What the task requires. Which rows below contain the word "многоквартирного"? Pick out each of those lines and copy it in full.

Data extract.
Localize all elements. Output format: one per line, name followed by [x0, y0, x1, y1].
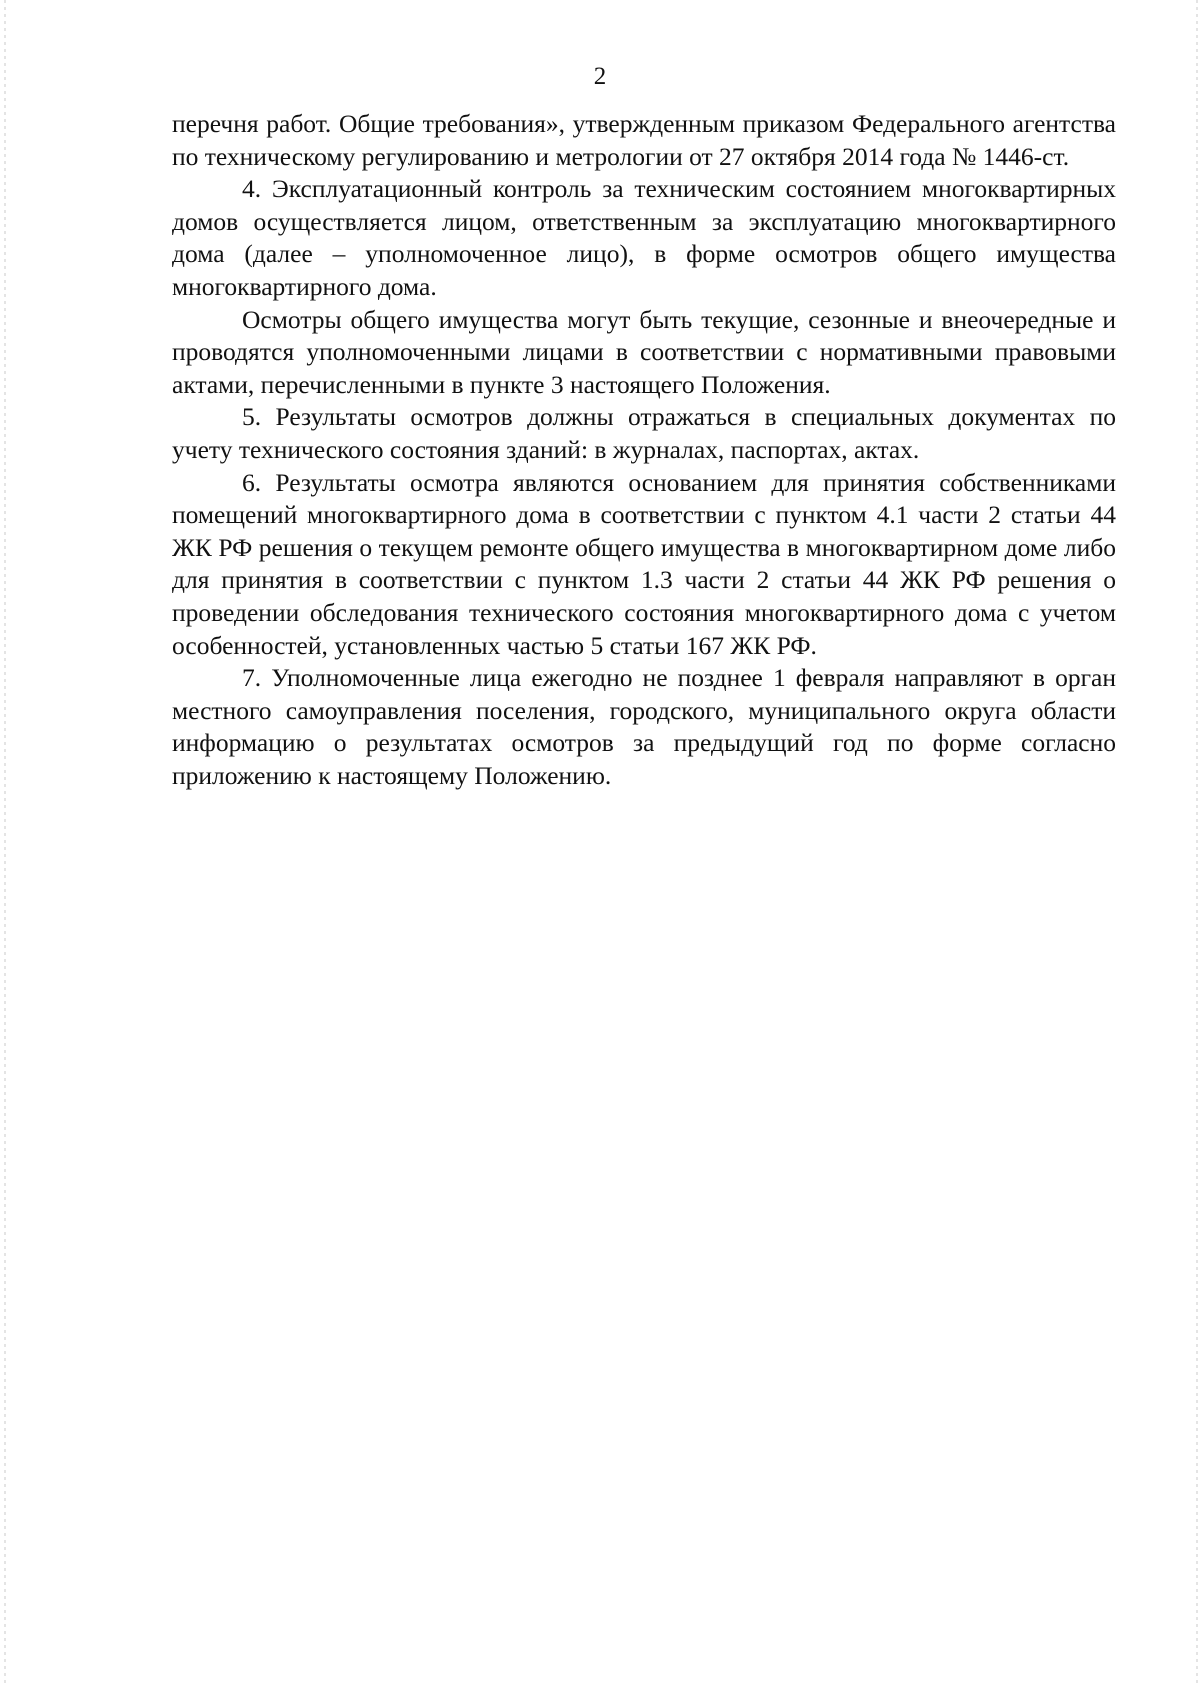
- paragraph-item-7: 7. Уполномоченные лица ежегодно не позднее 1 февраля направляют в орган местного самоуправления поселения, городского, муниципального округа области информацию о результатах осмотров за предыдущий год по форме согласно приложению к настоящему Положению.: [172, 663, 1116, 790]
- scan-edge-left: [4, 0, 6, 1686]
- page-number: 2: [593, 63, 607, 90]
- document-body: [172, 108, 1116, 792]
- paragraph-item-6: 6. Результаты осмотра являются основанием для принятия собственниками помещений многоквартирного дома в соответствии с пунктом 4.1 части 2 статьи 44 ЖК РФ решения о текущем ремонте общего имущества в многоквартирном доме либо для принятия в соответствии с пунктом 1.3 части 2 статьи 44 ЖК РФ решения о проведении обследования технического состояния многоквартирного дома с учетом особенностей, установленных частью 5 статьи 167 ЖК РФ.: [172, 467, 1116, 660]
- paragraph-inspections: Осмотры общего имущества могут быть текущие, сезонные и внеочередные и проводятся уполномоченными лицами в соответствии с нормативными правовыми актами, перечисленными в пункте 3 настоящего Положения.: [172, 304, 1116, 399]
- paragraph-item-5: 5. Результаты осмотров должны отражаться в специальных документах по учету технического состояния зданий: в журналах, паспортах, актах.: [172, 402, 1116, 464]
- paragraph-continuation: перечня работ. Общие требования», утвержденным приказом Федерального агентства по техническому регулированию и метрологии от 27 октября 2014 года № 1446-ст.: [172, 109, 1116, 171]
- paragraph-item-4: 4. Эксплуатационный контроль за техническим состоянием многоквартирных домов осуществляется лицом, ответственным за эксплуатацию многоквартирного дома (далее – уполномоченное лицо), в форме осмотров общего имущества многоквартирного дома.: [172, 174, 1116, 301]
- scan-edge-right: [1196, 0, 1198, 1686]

Written solution.
- paragraph-item-6: 6. Результаты осмотра являются основанием для принятия собственниками помещений многоквартирного дома в соответствии с пунктом 4.1 части 2 статьи 44 ЖК РФ решения о текущем ремонте общего имущества в многоквартирном доме либо для принятия в соответствии с пунктом 1.3 части 2 статьи 44 ЖК РФ решения о проведении обследования технического состояния многоквартирного дома с учетом особенностей, установленных частью 5 статьи 167 ЖК РФ.: [172, 467, 1116, 660]
- paragraph-item-4: 4. Эксплуатационный контроль за техническим состоянием многоквартирных домов осуществляется лицом, ответственным за эксплуатацию многоквартирного дома (далее – уполномоченное лицо), в форме осмотров общего имущества многоквартирного дома.: [172, 174, 1116, 301]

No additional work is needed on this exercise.